Recorded data:
▶

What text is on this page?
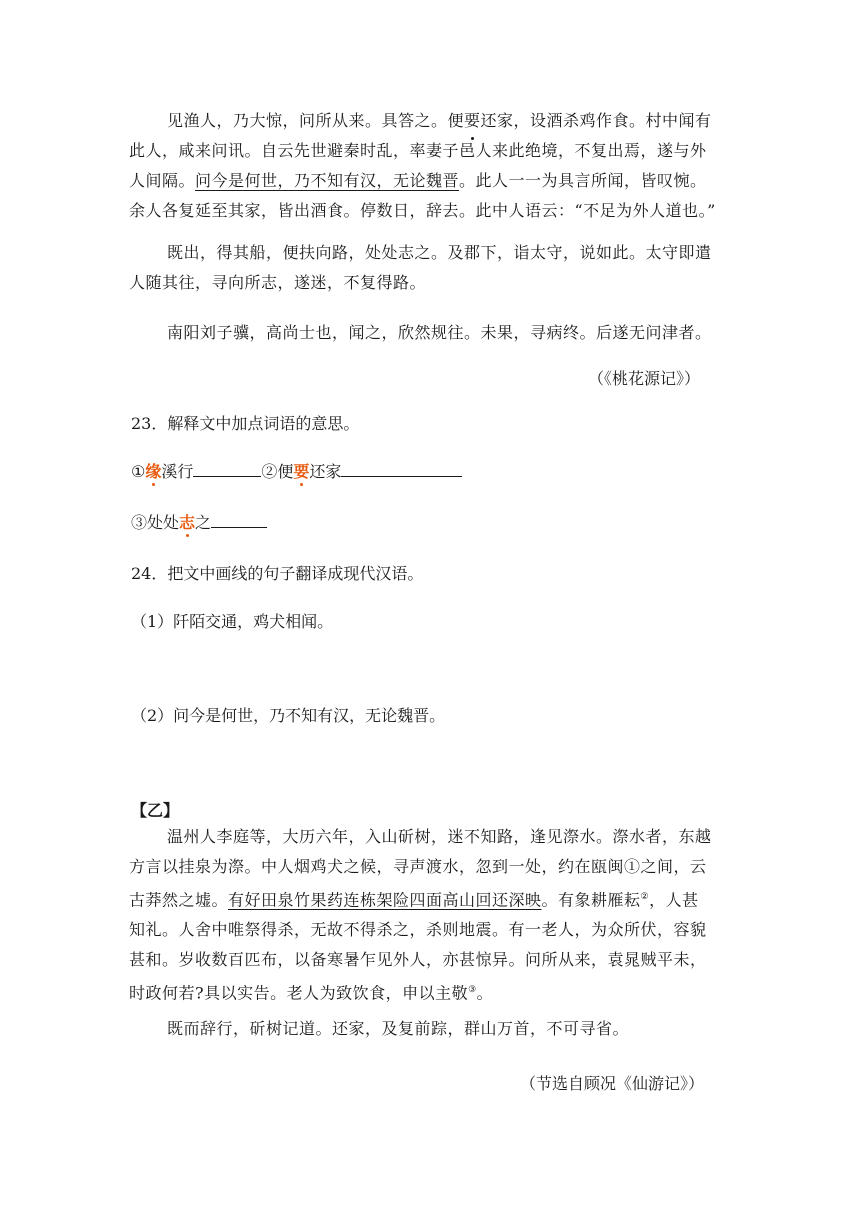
见渔人，乃大惊，问所从来。具答之。便要还家，设酒杀鸡作食。村中闻有
此人，咸来问讯。自云先世避秦时乱，率妻子邑人来此绝境，不复出焉，遂与外
人间隔。问今是何世，乃不知有汉，无论魏晋。此人一一为具言所闻，皆叹惋。
余人各复延至其家，皆出酒食。停数日，辞去。此中人语云：“不足为外人道也。”
既出，得其船，便扶向路，处处志之。及郡下，诣太守，说如此。太守即遣
人随其往，寻向所志，遂迷，不复得路。
南阳刘子骥，高尚士也，闻之，欣然规往。未果，寻病终。后遂无问津者。
（《桃花源记》）
23．解释文中加点词语的意思。
①缘溪行	②便要还家
③处处志之
24．把文中画线的句子翻译成现代汉语。
（1）阡陌交通，鸡犬相闻。
（2）问今是何世，乃不知有汉，无论魏晋。
【乙】
温州人李庭等，大历六年，入山斫树，迷不知路，逢见漈水。漈水者，东越
方言以挂泉为漈。中人烟鸡犬之候，寻声渡水，忽到一处，约在瓯闽①之间，云
古莽然之墟。有好田泉竹果药连栋架险四面高山回还深映。有象耕雁耘②，人甚
知礼。人舍中唯祭得杀，无故不得杀之，杀则地震。有一老人，为众所伏，容貌
甚和。岁收数百匹布，以备寒暑乍见外人，亦甚惊异。问所从来，袁晁贼平未，
时政何若?具以实告。老人为致饮食，申以主敬③。
既而辞行，斫树记道。还家，及复前踪，群山万首，不可寻省。
（节选自顾况《仙游记》）
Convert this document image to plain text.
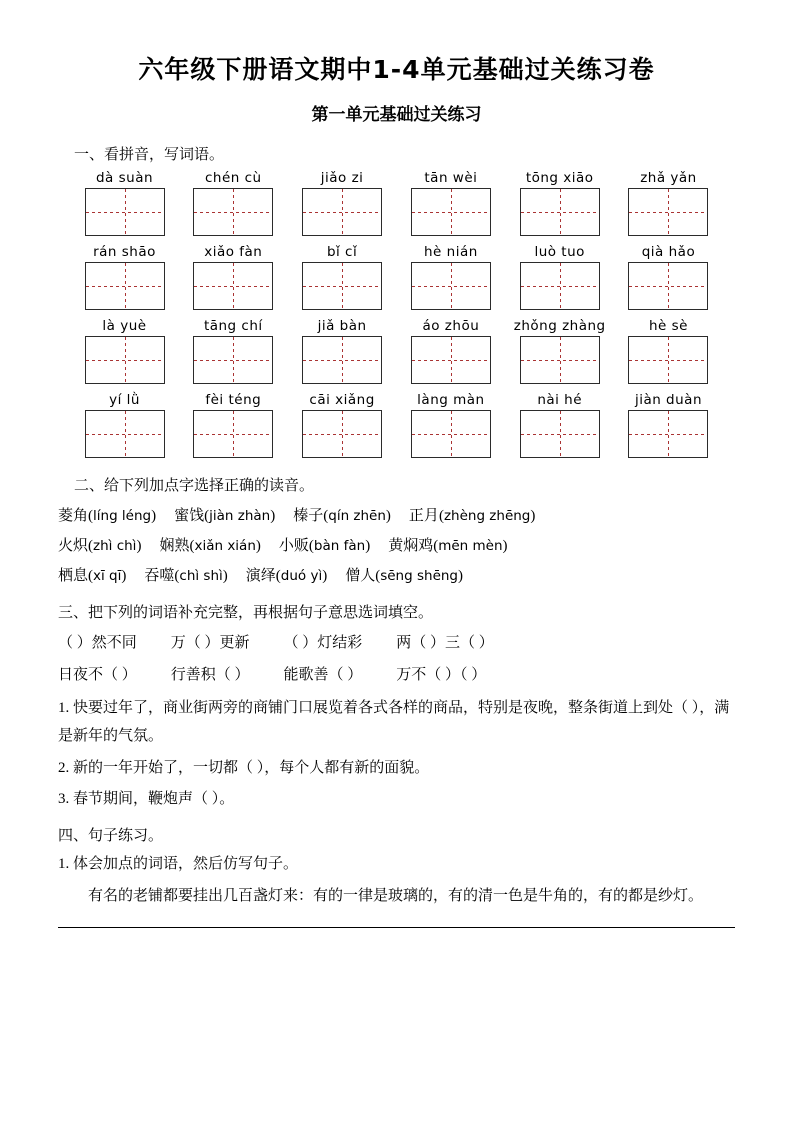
六年级下册语文期中1-4单元基础过关练习卷
第一单元基础过关练习
一、看拼音，写词语。
dà suàn	chén cù	jiǎo zi	tān wèi	tōng xiāo	zhǎ yǎn
rán shāo	xiǎo fàn	bǐ cǐ	hè nián	luò tuo	qià hǎo
là yuè	tāng chí	jiǎ bàn	áo zhōu	zhǒng zhàng	hè sè
yí lǜ	fèi téng	cāi xiǎng	làng màn	nài hé	jiàn duàn
二、给下列加点字选择正确的读音。
菱角(líng léng) 蜜饯(jiàn zhàn) 榛子(qín zhēn) 正月(zhèng zhēng)
火炽(zhì chì) 娴熟(xiǎn xián) 小贩(bàn fàn) 黄焖鸡(mēn mèn)
栖息(xī qī) 吞噬(chì shì) 演绎(duó yì) 僧人(sēng shēng)
三、把下列的词语补充完整，再根据句子意思选词填空。
（ ）然不同 万（ ）更新 （ ）灯结彩 两（ ）三（ ）
日夜不（ ） 行善积（ ） 能歌善（ ） 万不（ ）（ ）
1. 快要过年了，商业街两旁的商铺门口展览着各式各样的商品，特别是夜晚，整条街道上到处（ ），满是新年的气氛。
2. 新的一年开始了，一切都（ ），每个人都有新的面貌。
3. 春节期间，鞭炮声（ ）。
四、句子练习。
1. 体会加点的词语，然后仿写句子。
有名的老铺都要挂出几百盏灯来：有的一律是玻璃的，有的清一色是牛角的，有的都是纱灯。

◀

Your goal:
From the listing above, pick out each line where the word "问今是何世" appears.

Exercise output:
人间隔。问今是何世，乃不知有汉，无论魏晋。此人一一为具言所闻，皆叹惋。
（2）问今是何世，乃不知有汉，无论魏晋。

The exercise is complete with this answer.